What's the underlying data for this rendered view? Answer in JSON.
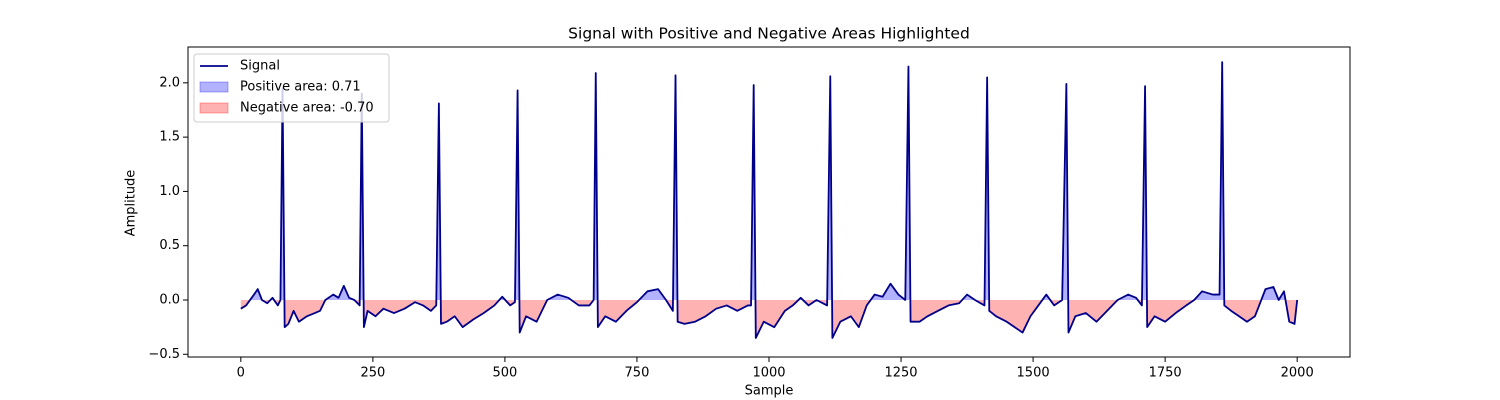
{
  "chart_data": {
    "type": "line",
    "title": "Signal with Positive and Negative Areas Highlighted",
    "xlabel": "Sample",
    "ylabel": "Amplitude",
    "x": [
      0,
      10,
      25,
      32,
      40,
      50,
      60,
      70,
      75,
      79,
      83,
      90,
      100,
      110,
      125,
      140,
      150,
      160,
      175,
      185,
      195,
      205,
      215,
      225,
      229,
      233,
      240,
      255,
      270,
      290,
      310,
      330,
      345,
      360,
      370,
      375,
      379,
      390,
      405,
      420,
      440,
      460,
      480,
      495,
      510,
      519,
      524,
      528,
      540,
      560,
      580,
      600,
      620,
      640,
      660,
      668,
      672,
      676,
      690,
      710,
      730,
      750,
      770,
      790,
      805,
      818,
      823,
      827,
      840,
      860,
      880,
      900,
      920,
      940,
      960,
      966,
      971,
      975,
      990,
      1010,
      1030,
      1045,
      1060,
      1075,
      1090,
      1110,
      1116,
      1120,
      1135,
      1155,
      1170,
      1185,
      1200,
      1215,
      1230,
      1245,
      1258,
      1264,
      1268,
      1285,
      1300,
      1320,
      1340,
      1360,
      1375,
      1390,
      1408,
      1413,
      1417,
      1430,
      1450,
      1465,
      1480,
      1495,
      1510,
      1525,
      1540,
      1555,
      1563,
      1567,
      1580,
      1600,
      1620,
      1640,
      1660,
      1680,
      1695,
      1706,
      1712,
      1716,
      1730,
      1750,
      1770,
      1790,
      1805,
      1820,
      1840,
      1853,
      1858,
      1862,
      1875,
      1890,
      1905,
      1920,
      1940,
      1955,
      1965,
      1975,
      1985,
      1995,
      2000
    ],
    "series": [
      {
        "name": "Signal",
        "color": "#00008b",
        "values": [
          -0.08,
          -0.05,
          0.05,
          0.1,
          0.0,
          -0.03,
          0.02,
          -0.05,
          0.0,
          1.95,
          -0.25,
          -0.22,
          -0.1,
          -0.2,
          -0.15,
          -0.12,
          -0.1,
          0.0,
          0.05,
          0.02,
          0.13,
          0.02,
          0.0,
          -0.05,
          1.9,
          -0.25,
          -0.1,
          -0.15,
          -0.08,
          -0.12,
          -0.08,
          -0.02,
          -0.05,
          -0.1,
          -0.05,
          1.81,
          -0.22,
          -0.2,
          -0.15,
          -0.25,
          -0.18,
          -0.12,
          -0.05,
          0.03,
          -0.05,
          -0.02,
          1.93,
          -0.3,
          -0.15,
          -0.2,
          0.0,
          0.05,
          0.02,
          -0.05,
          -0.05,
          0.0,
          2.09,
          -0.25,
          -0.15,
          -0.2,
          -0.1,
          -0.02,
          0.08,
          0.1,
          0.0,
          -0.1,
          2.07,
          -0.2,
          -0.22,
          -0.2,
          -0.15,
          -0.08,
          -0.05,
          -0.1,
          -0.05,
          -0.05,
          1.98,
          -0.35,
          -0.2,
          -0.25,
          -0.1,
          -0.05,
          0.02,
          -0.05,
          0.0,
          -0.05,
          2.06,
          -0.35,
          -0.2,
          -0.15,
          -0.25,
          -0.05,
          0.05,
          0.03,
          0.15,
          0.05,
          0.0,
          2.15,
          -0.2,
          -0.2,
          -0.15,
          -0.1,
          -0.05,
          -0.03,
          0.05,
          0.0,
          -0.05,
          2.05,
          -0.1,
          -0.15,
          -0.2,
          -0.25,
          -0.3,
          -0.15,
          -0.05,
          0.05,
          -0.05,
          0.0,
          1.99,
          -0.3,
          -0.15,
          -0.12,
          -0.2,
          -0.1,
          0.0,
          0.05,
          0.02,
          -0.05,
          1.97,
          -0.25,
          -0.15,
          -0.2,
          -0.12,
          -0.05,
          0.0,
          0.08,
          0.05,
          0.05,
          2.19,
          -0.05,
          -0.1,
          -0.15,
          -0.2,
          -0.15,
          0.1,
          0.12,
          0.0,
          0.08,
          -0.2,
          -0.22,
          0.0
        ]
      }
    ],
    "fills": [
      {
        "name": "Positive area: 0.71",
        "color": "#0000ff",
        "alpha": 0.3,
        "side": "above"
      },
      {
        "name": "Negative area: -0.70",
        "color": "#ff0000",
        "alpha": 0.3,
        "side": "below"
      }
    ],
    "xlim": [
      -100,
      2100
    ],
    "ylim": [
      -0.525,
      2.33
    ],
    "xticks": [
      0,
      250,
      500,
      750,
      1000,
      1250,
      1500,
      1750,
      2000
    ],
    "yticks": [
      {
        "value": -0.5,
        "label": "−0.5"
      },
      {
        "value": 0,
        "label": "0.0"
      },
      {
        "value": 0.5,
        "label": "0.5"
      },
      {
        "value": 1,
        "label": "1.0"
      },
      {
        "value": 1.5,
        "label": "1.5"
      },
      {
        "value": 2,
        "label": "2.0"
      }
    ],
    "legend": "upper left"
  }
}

### GIVEN PROBLEM
Using the records given above, list every line that includes the word "color".

### SOLUTION TO THE PROBLEM
        "color": "#00008b",
        "color": "#0000ff",
        "color": "#ff0000",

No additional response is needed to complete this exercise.